Will you print the material below without altering a single character?

Start Material for the task

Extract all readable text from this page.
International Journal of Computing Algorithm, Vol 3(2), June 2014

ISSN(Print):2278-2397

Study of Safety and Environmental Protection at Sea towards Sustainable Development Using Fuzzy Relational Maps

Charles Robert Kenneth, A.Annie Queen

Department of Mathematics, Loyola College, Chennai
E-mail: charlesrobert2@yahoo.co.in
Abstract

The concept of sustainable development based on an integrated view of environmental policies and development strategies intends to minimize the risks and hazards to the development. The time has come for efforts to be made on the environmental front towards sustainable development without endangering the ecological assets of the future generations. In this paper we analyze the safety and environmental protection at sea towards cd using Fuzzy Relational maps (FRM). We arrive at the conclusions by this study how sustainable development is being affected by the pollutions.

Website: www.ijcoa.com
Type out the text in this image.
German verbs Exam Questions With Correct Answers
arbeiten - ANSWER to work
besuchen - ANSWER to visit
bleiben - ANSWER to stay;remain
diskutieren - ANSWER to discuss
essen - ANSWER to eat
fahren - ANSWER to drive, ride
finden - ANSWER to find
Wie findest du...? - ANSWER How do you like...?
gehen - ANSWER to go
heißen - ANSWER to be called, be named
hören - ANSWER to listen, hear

End Material for the task

[Final result]:
Extract all readable text from this page.
International Journal of Computing Algorithm, Vol 3(2), June 2014

ISSN(Print):2278-2397

Study of Safety and Environmental Protection at Sea towards Sustainable Development Using Fuzzy Relational Maps

Charles Robert Kenneth, A.Annie Queen

Department of Mathematics, Loyola College, Chennai
E-mail: charlesrobert2@yahoo.co.in
Abstract

The concept of sustainable development based on an integrated view of environmental policies and development strategies intends to minimize the risks and hazards to the development. The time has come for efforts to be made on the environmental front towards sustainable development without endangering the ecological assets of the future generations. In this paper we analyze the safety and environmental protection at sea towards cd using Fuzzy Relational maps (FRM). We arrive at the conclusions by this study how sustainable development is being affected by the pollutions.

Website: www.ijcoa.com
Type out the text in this image.
German verbs Exam Questions With Correct Answers
arbeiten - ANSWER to work
besuchen - ANSWER to visit
bleiben - ANSWER to stay;remain
diskutieren - ANSWER to discuss
essen - ANSWER to eat
fahren - ANSWER to drive, ride
finden - ANSWER to find
Wie findest du...? - ANSWER How do you like...?
gehen - ANSWER to go
heißen - ANSWER to be called, be named
hören - ANSWER to listen, hear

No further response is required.